Set problem: Everything from the line that contains "Transcribe this image's" through the last line of the listing must be copied exactly, with both of those lines included and no others.

Record set:
=====
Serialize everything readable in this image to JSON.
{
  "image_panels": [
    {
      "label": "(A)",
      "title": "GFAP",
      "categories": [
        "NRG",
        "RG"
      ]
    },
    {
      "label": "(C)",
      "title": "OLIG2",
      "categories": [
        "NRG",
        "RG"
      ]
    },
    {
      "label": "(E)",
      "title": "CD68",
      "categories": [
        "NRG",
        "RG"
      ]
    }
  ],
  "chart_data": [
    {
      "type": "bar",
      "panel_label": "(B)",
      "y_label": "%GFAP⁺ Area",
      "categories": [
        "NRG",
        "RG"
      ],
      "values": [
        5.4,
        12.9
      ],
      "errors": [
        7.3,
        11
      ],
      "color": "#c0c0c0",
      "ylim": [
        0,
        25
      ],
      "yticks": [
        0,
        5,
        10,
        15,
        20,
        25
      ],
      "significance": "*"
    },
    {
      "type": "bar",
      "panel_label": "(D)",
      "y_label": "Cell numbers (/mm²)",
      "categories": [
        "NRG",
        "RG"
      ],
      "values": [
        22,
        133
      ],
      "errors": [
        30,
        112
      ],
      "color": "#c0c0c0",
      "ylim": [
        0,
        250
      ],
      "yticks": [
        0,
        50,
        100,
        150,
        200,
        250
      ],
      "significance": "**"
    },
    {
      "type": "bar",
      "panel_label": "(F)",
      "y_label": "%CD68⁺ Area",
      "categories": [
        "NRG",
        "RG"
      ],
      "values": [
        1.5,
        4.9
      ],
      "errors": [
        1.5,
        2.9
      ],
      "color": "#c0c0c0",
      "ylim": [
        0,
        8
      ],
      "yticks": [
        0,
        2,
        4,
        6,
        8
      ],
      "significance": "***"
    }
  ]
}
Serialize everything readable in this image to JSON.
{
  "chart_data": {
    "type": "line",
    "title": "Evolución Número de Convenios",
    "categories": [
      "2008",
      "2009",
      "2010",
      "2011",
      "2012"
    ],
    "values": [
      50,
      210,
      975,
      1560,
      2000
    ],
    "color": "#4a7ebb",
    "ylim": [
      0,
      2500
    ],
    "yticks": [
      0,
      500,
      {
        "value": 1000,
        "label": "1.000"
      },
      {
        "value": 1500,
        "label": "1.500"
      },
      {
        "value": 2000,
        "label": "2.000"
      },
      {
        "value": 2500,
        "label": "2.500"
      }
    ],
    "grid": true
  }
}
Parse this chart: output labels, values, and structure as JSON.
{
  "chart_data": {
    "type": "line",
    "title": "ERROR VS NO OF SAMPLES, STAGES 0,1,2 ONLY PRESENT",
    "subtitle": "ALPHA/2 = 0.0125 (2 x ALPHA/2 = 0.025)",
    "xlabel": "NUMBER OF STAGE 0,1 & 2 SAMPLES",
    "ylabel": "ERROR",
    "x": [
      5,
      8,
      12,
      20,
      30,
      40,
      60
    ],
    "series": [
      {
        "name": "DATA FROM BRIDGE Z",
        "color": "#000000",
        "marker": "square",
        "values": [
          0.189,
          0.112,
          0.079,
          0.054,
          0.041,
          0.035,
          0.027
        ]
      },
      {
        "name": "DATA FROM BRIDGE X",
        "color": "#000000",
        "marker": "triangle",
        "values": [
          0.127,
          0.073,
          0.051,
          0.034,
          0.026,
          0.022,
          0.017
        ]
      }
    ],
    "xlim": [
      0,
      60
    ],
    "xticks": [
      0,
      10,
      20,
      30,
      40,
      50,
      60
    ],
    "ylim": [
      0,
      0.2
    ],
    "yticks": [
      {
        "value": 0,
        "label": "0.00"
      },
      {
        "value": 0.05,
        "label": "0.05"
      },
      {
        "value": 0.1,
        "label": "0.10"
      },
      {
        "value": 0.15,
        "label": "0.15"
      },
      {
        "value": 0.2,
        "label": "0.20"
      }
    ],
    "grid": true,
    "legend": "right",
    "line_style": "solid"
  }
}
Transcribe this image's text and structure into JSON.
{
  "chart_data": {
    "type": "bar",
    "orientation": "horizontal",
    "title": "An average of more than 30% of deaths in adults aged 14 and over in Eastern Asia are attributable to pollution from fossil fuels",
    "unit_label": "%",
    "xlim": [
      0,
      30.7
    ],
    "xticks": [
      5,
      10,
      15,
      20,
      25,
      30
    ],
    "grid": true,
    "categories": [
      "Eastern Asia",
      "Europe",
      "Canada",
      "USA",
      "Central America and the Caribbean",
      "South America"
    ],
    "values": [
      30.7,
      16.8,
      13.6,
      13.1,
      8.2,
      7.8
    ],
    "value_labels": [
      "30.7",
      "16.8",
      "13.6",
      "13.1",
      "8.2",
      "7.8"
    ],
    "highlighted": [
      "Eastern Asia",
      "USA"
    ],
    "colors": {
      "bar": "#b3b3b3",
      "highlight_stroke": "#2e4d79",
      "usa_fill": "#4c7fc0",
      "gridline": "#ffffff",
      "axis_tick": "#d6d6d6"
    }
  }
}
=====
Result:
Transcribe this image's text and structure into JSON.
{
  "chart_data": {
    "type": "bar",
    "orientation": "horizontal",
    "title": "An average of more than 30% of deaths in adults aged 14 and over in Eastern Asia are attributable to pollution from fossil fuels",
    "unit_label": "%",
    "xlim": [
      0,
      30.7
    ],
    "xticks": [
      5,
      10,
      15,
      20,
      25,
      30
    ],
    "grid": true,
    "categories": [
      "Eastern Asia",
      "Europe",
      "Canada",
      "USA",
      "Central America and the Caribbean",
      "South America"
    ],
    "values": [
      30.7,
      16.8,
      13.6,
      13.1,
      8.2,
      7.8
    ],
    "value_labels": [
      "30.7",
      "16.8",
      "13.6",
      "13.1",
      "8.2",
      "7.8"
    ],
    "highlighted": [
      "Eastern Asia",
      "USA"
    ],
    "colors": {
      "bar": "#b3b3b3",
      "highlight_stroke": "#2e4d79",
      "usa_fill": "#4c7fc0",
      "gridline": "#ffffff",
      "axis_tick": "#d6d6d6"
    }
  }
}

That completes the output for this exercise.